**Material to process:**
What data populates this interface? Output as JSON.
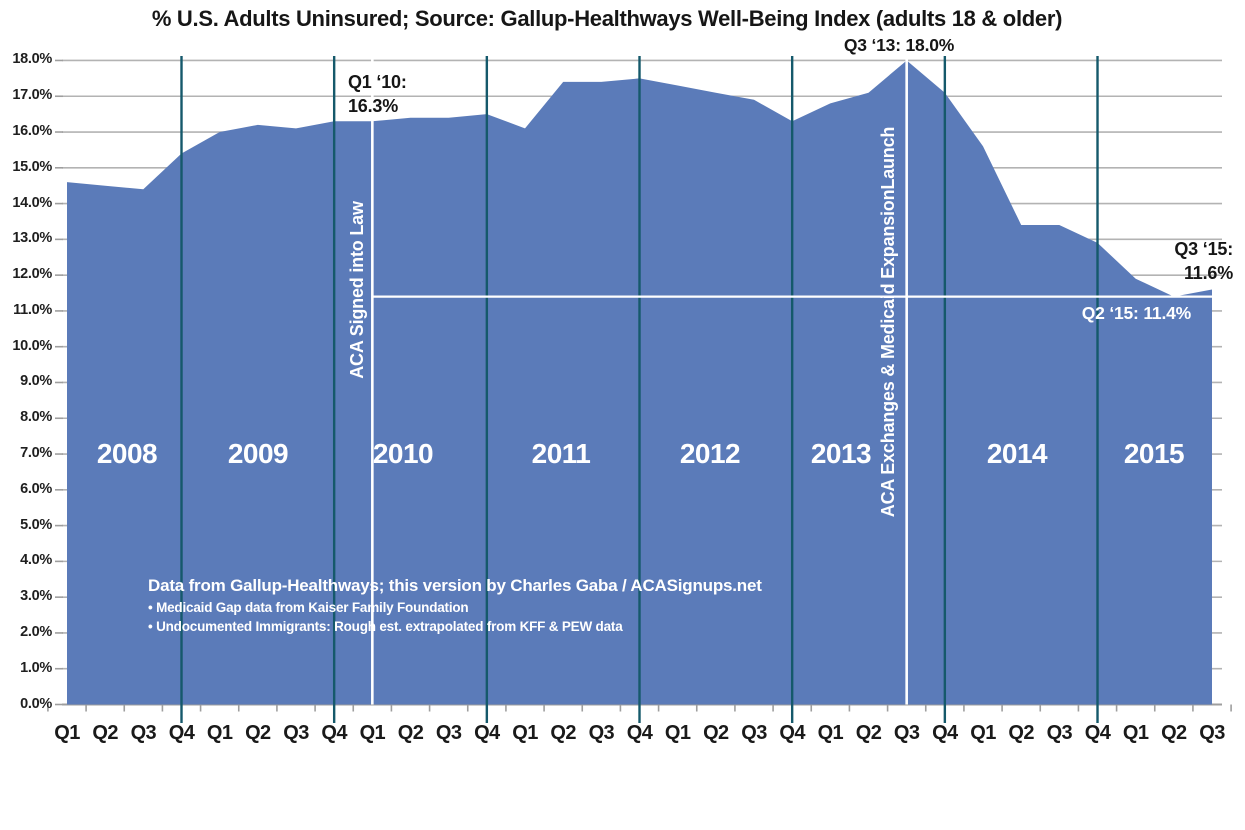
{
  "title": "% U.S. Adults Uninsured; Source: Gallup-Healthways Well-Being Index (adults 18 & older)",
  "chart_data": {
    "type": "area",
    "title": "% U.S. Adults Uninsured; Source: Gallup-Healthways Well-Being Index (adults 18 & older)",
    "categories": [
      "2008 Q1",
      "2008 Q2",
      "2008 Q3",
      "2008 Q4",
      "2009 Q1",
      "2009 Q2",
      "2009 Q3",
      "2009 Q4",
      "2010 Q1",
      "2010 Q2",
      "2010 Q3",
      "2010 Q4",
      "2011 Q1",
      "2011 Q2",
      "2011 Q3",
      "2011 Q4",
      "2012 Q1",
      "2012 Q2",
      "2012 Q3",
      "2012 Q4",
      "2013 Q1",
      "2013 Q2",
      "2013 Q3",
      "2013 Q4",
      "2014 Q1",
      "2014 Q2",
      "2014 Q3",
      "2014 Q4",
      "2015 Q1",
      "2015 Q2",
      "2015 Q3"
    ],
    "x_labels": [
      "Q1",
      "Q2",
      "Q3",
      "Q4",
      "Q1",
      "Q2",
      "Q3",
      "Q4",
      "Q1",
      "Q2",
      "Q3",
      "Q4",
      "Q1",
      "Q2",
      "Q3",
      "Q4",
      "Q1",
      "Q2",
      "Q3",
      "Q4",
      "Q1",
      "Q2",
      "Q3",
      "Q4",
      "Q1",
      "Q2",
      "Q3",
      "Q4",
      "Q1",
      "Q2",
      "Q3"
    ],
    "series": [
      {
        "name": "% U.S. Adults Uninsured",
        "values": [
          14.6,
          14.5,
          14.4,
          15.4,
          16.0,
          16.2,
          16.1,
          16.3,
          16.3,
          16.4,
          16.4,
          16.5,
          16.1,
          17.4,
          17.4,
          17.5,
          17.3,
          17.1,
          16.9,
          16.3,
          16.8,
          17.1,
          18.0,
          17.1,
          15.6,
          13.4,
          13.4,
          12.9,
          11.9,
          11.4,
          11.6
        ]
      }
    ],
    "year_labels": [
      "2008",
      "2009",
      "2010",
      "2011",
      "2012",
      "2013",
      "2014",
      "2015"
    ],
    "y_ticks": [
      "0.0%",
      "1.0%",
      "2.0%",
      "3.0%",
      "4.0%",
      "5.0%",
      "6.0%",
      "7.0%",
      "8.0%",
      "9.0%",
      "10.0%",
      "11.0%",
      "12.0%",
      "13.0%",
      "14.0%",
      "15.0%",
      "16.0%",
      "17.0%",
      "18.0%"
    ],
    "ylim": [
      0,
      18
    ],
    "y_tick_step": 1,
    "grid": "horizontal-major, vertical dark line at every Q4",
    "reference_line_value": 11.4,
    "annotated_points": [
      {
        "category": "2010 Q1",
        "value": 16.3
      },
      {
        "category": "2013 Q3",
        "value": 18.0
      },
      {
        "category": "2015 Q2",
        "value": 11.4
      },
      {
        "category": "2015 Q3",
        "value": 11.6
      }
    ]
  },
  "annotations": {
    "q3_13": "Q3 ‘13: 18.0%",
    "q1_10": {
      "line1": "Q1 ‘10:",
      "line2": "16.3%"
    },
    "q3_15": {
      "line1": "Q3 ‘15:",
      "line2": "11.6%"
    },
    "q2_15": "Q2 ‘15: 11.4%"
  },
  "event_lines": [
    {
      "label": "ACA Signed into Law",
      "quarter_index": 8
    },
    {
      "label": "ACA Exchanges & Medicaid ExpansionLaunch",
      "quarter_index": 22
    }
  ],
  "source_note": {
    "line1": "Data from Gallup-Healthways; this version by Charles Gaba / ACASignups.net",
    "line2": "• Medicaid Gap data from Kaiser Family Foundation",
    "line3": "• Undocumented Immigrants: Rough est. extrapolated from KFF & PEW data"
  },
  "colors": {
    "area_fill": "#5b7bb9",
    "year_line": "#15596b",
    "grid_line": "#b3b3b3",
    "axis_line": "#9e9e9e",
    "event_line": "#ffffff",
    "title_text": "#161616",
    "axis_text": "#1f1f1f",
    "area_text": "#ffffff"
  }
}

**Task description:** Every record above should be written out again exactly; the pictures stay out of the copy.

**Answer in full:**
What data populates this interface? Output as JSON.
{
  "title": "% U.S. Adults Uninsured; Source: Gallup-Healthways Well-Being Index (adults 18 & older)",
  "chart_data": {
    "type": "area",
    "title": "% U.S. Adults Uninsured; Source: Gallup-Healthways Well-Being Index (adults 18 & older)",
    "categories": [
      "2008 Q1",
      "2008 Q2",
      "2008 Q3",
      "2008 Q4",
      "2009 Q1",
      "2009 Q2",
      "2009 Q3",
      "2009 Q4",
      "2010 Q1",
      "2010 Q2",
      "2010 Q3",
      "2010 Q4",
      "2011 Q1",
      "2011 Q2",
      "2011 Q3",
      "2011 Q4",
      "2012 Q1",
      "2012 Q2",
      "2012 Q3",
      "2012 Q4",
      "2013 Q1",
      "2013 Q2",
      "2013 Q3",
      "2013 Q4",
      "2014 Q1",
      "2014 Q2",
      "2014 Q3",
      "2014 Q4",
      "2015 Q1",
      "2015 Q2",
      "2015 Q3"
    ],
    "x_labels": [
      "Q1",
      "Q2",
      "Q3",
      "Q4",
      "Q1",
      "Q2",
      "Q3",
      "Q4",
      "Q1",
      "Q2",
      "Q3",
      "Q4",
      "Q1",
      "Q2",
      "Q3",
      "Q4",
      "Q1",
      "Q2",
      "Q3",
      "Q4",
      "Q1",
      "Q2",
      "Q3",
      "Q4",
      "Q1",
      "Q2",
      "Q3",
      "Q4",
      "Q1",
      "Q2",
      "Q3"
    ],
    "series": [
      {
        "name": "% U.S. Adults Uninsured",
        "values": [
          14.6,
          14.5,
          14.4,
          15.4,
          16.0,
          16.2,
          16.1,
          16.3,
          16.3,
          16.4,
          16.4,
          16.5,
          16.1,
          17.4,
          17.4,
          17.5,
          17.3,
          17.1,
          16.9,
          16.3,
          16.8,
          17.1,
          18.0,
          17.1,
          15.6,
          13.4,
          13.4,
          12.9,
          11.9,
          11.4,
          11.6
        ]
      }
    ],
    "year_labels": [
      "2008",
      "2009",
      "2010",
      "2011",
      "2012",
      "2013",
      "2014",
      "2015"
    ],
    "y_ticks": [
      "0.0%",
      "1.0%",
      "2.0%",
      "3.0%",
      "4.0%",
      "5.0%",
      "6.0%",
      "7.0%",
      "8.0%",
      "9.0%",
      "10.0%",
      "11.0%",
      "12.0%",
      "13.0%",
      "14.0%",
      "15.0%",
      "16.0%",
      "17.0%",
      "18.0%"
    ],
    "ylim": [
      0,
      18
    ],
    "y_tick_step": 1,
    "grid": "horizontal-major, vertical dark line at every Q4",
    "reference_line_value": 11.4,
    "annotated_points": [
      {
        "category": "2010 Q1",
        "value": 16.3
      },
      {
        "category": "2013 Q3",
        "value": 18.0
      },
      {
        "category": "2015 Q2",
        "value": 11.4
      },
      {
        "category": "2015 Q3",
        "value": 11.6
      }
    ]
  },
  "annotations": {
    "q3_13": "Q3 ‘13: 18.0%",
    "q1_10": {
      "line1": "Q1 ‘10:",
      "line2": "16.3%"
    },
    "q3_15": {
      "line1": "Q3 ‘15:",
      "line2": "11.6%"
    },
    "q2_15": "Q2 ‘15: 11.4%"
  },
  "event_lines": [
    {
      "label": "ACA Signed into Law",
      "quarter_index": 8
    },
    {
      "label": "ACA Exchanges & Medicaid ExpansionLaunch",
      "quarter_index": 22
    }
  ],
  "source_note": {
    "line1": "Data from Gallup-Healthways; this version by Charles Gaba / ACASignups.net",
    "line2": "• Medicaid Gap data from Kaiser Family Foundation",
    "line3": "• Undocumented Immigrants: Rough est. extrapolated from KFF & PEW data"
  },
  "colors": {
    "area_fill": "#5b7bb9",
    "year_line": "#15596b",
    "grid_line": "#b3b3b3",
    "axis_line": "#9e9e9e",
    "event_line": "#ffffff",
    "title_text": "#161616",
    "axis_text": "#1f1f1f",
    "area_text": "#ffffff"
  }
}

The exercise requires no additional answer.